— begin Data rows —
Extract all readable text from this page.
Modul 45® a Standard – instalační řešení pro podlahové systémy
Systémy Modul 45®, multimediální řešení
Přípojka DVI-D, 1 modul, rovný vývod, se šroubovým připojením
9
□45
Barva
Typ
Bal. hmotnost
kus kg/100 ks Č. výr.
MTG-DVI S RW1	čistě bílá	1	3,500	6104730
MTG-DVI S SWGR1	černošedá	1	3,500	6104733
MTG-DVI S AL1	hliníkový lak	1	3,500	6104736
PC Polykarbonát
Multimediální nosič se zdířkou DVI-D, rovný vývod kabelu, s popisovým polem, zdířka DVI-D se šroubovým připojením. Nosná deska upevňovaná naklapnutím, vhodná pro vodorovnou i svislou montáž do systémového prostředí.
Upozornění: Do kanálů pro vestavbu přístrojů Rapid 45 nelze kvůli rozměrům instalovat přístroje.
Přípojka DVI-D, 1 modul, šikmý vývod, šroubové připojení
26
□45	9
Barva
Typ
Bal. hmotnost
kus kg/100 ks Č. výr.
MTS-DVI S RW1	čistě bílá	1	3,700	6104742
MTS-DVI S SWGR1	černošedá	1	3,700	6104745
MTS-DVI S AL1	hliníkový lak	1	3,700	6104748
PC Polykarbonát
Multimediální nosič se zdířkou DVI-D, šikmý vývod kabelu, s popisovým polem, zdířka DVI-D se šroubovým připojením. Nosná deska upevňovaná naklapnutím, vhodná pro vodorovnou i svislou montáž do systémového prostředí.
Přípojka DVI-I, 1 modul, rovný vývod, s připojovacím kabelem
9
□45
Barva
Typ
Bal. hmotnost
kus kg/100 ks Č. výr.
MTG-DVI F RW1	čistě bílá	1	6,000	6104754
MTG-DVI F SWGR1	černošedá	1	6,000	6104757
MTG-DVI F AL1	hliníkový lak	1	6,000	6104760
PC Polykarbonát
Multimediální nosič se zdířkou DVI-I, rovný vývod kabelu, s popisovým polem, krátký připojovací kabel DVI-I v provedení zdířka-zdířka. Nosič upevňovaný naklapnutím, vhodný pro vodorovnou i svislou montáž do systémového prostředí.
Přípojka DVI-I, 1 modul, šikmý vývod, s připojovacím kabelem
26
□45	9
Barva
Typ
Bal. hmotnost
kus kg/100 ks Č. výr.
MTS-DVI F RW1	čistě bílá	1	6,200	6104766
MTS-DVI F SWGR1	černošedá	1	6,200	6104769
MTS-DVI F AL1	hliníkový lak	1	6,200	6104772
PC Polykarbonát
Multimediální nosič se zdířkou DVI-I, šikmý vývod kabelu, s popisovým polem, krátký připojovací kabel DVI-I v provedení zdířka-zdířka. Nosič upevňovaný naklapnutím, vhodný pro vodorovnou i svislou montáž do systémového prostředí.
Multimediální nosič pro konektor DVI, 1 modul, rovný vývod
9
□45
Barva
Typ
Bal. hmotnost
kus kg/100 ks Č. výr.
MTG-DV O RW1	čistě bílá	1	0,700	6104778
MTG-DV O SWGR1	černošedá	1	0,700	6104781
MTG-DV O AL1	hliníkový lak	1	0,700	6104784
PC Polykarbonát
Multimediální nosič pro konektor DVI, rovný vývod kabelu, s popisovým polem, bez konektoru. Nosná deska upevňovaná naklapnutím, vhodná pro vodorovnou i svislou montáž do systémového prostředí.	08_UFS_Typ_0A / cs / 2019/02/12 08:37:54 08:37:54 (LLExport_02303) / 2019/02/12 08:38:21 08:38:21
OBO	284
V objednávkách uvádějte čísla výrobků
— end Data rows —
Work to do:
Gather up every line in the data above that contains the word "šroubovým", copying each one.

Solution:
Přípojka DVI-D, 1 modul, rovný vývod, se šroubovým připojením
Multimediální nosič se zdířkou DVI-D, rovný vývod kabelu, s popisovým polem, zdířka DVI-D se šroubovým připojením. Nosná deska upevňovaná naklapnutím, vhodná pro vodorovnou i svislou montáž do systémového prostředí.
Multimediální nosič se zdířkou DVI-D, šikmý vývod kabelu, s popisovým polem, zdířka DVI-D se šroubovým připojením. Nosná deska upevňovaná naklapnutím, vhodná pro vodorovnou i svislou montáž do systémového prostředí.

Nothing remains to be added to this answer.